Given task:
Go through the listing below and gather every line with the word "Wealth".

Data listing:

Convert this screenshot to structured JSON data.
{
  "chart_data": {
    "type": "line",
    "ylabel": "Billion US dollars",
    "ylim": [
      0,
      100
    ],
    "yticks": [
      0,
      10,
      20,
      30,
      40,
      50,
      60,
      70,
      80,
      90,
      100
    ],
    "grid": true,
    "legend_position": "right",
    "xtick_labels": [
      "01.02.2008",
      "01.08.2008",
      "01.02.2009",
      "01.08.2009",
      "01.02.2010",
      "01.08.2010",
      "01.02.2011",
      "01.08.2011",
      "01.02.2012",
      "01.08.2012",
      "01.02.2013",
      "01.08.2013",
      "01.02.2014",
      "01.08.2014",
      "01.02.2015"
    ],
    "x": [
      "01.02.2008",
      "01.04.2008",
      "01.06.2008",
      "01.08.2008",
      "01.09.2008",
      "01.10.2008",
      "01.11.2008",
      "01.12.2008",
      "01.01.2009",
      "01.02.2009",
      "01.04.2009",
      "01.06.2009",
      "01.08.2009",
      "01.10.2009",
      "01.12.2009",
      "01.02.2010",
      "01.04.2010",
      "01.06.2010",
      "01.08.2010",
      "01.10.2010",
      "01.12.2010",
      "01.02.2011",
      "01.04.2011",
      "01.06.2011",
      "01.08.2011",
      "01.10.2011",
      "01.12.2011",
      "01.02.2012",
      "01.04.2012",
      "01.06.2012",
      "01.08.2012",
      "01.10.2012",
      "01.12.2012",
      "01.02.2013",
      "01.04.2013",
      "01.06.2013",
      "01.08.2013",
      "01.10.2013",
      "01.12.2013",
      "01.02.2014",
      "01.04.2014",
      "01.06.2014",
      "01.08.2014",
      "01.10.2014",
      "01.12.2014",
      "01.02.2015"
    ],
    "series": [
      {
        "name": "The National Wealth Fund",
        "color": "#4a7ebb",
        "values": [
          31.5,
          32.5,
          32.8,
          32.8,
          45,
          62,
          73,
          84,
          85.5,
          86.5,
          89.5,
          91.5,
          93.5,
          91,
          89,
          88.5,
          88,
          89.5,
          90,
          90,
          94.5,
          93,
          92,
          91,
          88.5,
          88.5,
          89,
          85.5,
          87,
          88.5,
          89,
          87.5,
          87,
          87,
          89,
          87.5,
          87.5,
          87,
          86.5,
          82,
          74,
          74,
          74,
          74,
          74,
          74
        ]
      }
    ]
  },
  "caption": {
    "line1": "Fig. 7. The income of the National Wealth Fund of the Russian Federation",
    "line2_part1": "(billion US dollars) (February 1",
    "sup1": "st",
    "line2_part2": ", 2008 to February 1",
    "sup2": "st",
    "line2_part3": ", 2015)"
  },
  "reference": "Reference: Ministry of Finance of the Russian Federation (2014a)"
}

...

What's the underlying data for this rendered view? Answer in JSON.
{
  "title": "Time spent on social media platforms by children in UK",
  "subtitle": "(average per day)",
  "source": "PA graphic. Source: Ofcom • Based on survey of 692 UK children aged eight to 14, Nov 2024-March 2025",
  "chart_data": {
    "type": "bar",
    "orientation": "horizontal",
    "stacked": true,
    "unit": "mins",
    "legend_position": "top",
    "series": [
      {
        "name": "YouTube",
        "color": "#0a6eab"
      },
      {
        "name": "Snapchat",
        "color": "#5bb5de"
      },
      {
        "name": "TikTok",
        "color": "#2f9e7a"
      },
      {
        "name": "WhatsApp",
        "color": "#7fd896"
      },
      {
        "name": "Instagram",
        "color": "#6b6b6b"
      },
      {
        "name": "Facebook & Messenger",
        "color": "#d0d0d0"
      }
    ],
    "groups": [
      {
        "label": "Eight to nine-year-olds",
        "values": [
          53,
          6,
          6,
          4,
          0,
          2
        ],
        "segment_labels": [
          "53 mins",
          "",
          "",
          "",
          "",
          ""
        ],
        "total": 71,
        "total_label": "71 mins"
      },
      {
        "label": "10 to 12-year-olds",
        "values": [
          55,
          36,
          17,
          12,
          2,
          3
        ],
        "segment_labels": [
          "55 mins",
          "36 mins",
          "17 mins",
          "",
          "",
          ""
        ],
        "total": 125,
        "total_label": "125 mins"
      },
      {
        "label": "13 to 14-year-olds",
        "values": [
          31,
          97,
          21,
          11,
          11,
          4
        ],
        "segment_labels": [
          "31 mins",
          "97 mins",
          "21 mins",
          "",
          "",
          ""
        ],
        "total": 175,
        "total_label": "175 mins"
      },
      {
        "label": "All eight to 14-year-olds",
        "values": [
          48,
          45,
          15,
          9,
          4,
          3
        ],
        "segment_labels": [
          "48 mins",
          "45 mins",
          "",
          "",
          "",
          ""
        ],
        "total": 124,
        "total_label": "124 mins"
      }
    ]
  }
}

Problem solution:
        "name": "The National Wealth Fund",
    "line1": "Fig. 7. The income of the National Wealth Fund of the Russian Federation",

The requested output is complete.